◆ OBJECTIVE
Put every line of the records below into a numbered list, leaving out any blank lines.

◆ RECORDS SHOWN
__________________________________________________

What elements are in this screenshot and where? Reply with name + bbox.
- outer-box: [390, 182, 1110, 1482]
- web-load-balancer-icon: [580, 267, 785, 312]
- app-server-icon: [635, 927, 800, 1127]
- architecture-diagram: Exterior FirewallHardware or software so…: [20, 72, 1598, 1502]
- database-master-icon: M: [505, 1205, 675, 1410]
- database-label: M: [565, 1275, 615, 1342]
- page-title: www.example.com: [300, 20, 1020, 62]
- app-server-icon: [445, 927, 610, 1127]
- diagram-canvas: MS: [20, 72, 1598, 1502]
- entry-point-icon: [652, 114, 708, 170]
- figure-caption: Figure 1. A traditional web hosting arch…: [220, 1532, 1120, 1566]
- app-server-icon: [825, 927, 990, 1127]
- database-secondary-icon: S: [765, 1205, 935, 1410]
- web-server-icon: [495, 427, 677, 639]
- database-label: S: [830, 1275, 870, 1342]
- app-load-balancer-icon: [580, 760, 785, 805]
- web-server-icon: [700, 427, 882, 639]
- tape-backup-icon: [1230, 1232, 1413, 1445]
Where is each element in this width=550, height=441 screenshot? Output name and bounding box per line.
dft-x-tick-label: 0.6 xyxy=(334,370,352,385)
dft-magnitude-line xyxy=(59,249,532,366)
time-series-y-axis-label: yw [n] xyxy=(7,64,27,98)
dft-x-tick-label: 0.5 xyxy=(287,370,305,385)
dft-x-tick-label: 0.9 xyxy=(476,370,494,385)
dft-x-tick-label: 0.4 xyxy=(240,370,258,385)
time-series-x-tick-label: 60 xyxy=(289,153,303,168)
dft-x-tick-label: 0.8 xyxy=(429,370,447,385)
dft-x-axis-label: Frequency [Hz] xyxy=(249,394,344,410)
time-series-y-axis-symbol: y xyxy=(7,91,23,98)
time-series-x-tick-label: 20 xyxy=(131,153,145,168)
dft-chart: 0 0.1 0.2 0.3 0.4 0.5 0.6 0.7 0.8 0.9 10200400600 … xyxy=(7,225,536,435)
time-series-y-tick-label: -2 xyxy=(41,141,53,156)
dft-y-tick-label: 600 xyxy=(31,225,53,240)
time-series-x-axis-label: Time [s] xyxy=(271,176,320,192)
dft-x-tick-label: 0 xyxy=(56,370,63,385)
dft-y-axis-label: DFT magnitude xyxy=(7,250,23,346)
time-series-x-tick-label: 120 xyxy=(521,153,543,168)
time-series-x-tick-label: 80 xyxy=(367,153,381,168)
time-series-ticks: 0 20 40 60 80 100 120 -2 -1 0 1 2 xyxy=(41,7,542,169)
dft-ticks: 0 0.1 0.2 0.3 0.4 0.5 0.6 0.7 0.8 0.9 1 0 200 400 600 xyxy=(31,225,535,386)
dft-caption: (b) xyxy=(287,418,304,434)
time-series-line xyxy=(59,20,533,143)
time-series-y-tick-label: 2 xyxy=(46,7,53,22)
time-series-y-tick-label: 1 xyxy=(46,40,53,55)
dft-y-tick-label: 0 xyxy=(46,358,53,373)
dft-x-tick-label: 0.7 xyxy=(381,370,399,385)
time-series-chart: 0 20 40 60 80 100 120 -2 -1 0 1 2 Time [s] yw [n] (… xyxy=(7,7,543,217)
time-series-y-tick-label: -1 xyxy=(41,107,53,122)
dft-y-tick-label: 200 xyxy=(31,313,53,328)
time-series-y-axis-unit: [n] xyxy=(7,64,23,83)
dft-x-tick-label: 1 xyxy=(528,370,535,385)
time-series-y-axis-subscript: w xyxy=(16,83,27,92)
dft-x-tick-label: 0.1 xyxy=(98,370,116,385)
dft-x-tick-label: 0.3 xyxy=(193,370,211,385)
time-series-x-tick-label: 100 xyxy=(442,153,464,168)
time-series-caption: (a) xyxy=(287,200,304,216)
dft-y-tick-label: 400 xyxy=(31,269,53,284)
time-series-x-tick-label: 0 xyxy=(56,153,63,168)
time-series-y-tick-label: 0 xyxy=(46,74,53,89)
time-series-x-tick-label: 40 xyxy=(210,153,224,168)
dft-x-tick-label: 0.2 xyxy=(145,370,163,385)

__________________________________________________

◆ SOLUTION
1. What elements are in this screenshot and where? Reply with name + bbox.
2. - outer-box: [390, 182, 1110, 1482]
3. - web-load-balancer-icon: [580, 267, 785, 312]
4. - app-server-icon: [635, 927, 800, 1127]
5. - architecture-diagram: Exterior FirewallHardware or software so…: [20, 72, 1598, 1502]
6. - database-master-icon: M: [505, 1205, 675, 1410]
7. - database-label: M: [565, 1275, 615, 1342]
8. - page-title: www.example.com: [300, 20, 1020, 62]
9. - app-server-icon: [445, 927, 610, 1127]
10. - diagram-canvas: MS: [20, 72, 1598, 1502]
11. - entry-point-icon: [652, 114, 708, 170]
12. - figure-caption: Figure 1. A traditional web hosting arch…: [220, 1532, 1120, 1566]
13. - app-server-icon: [825, 927, 990, 1127]
14. - database-secondary-icon: S: [765, 1205, 935, 1410]
15. - web-server-icon: [495, 427, 677, 639]
16. - database-label: S: [830, 1275, 870, 1342]
17. - app-load-balancer-icon: [580, 760, 785, 805]
18. - web-server-icon: [700, 427, 882, 639]
19. - tape-backup-icon: [1230, 1232, 1413, 1445]
20. Where is each element in this width=550, height=441 screenshot? Output name and bounding box per line.
21. dft-x-tick-label: 0.6 xyxy=(334,370,352,385)
22. dft-magnitude-line xyxy=(59,249,532,366)
23. time-series-y-axis-label: yw [n] xyxy=(7,64,27,98)
24. dft-x-tick-label: 0.5 xyxy=(287,370,305,385)
25. dft-x-tick-label: 0.9 xyxy=(476,370,494,385)
26. dft-x-tick-label: 0.4 xyxy=(240,370,258,385)
27. time-series-x-tick-label: 60 xyxy=(289,153,303,168)
28. dft-x-tick-label: 0.8 xyxy=(429,370,447,385)
29. dft-x-axis-label: Frequency [Hz] xyxy=(249,394,344,410)
30. time-series-y-axis-symbol: y xyxy=(7,91,23,98)
31. time-series-x-tick-label: 20 xyxy=(131,153,145,168)
32. dft-chart: 0 0.1 0.2 0.3 0.4 0.5 0.6 0.7 0.8 0.9 10200400600 … xyxy=(7,225,536,435)
33. time-series-y-tick-label: -2 xyxy=(41,141,53,156)
34. dft-y-tick-label: 600 xyxy=(31,225,53,240)
35. time-series-x-axis-label: Time [s] xyxy=(271,176,320,192)
36. dft-x-tick-label: 0 xyxy=(56,370,63,385)
37. dft-y-axis-label: DFT magnitude xyxy=(7,250,23,346)
38. time-series-x-tick-label: 120 xyxy=(521,153,543,168)
39. time-series-x-tick-label: 80 xyxy=(367,153,381,168)
40. time-series-ticks: 0 20 40 60 80 100 120 -2 -1 0 1 2 xyxy=(41,7,542,169)
41. dft-ticks: 0 0.1 0.2 0.3 0.4 0.5 0.6 0.7 0.8 0.9 1 0 200 400 600 xyxy=(31,225,535,386)
42. dft-caption: (b) xyxy=(287,418,304,434)
43. time-series-line xyxy=(59,20,533,143)
44. time-series-y-tick-label: 2 xyxy=(46,7,53,22)
45. time-series-y-tick-label: 1 xyxy=(46,40,53,55)
46. dft-y-tick-label: 0 xyxy=(46,358,53,373)
47. dft-x-tick-label: 0.7 xyxy=(381,370,399,385)
48. time-series-chart: 0 20 40 60 80 100 120 -2 -1 0 1 2 Time [s] yw [n] (… xyxy=(7,7,543,217)
49. time-series-y-tick-label: -1 xyxy=(41,107,53,122)
50. dft-y-tick-label: 200 xyxy=(31,313,53,328)
51. time-series-y-axis-unit: [n] xyxy=(7,64,23,83)
52. dft-x-tick-label: 1 xyxy=(528,370,535,385)
53. time-series-y-axis-subscript: w xyxy=(16,83,27,92)
54. dft-x-tick-label: 0.1 xyxy=(98,370,116,385)
55. dft-x-tick-label: 0.3 xyxy=(193,370,211,385)
56. time-series-x-tick-label: 100 xyxy=(442,153,464,168)
57. time-series-caption: (a) xyxy=(287,200,304,216)
58. dft-y-tick-label: 400 xyxy=(31,269,53,284)
59. time-series-x-tick-label: 0 xyxy=(56,153,63,168)
60. time-series-y-tick-label: 0 xyxy=(46,74,53,89)
61. time-series-x-tick-label: 40 xyxy=(210,153,224,168)
62. dft-x-tick-label: 0.2 xyxy=(145,370,163,385)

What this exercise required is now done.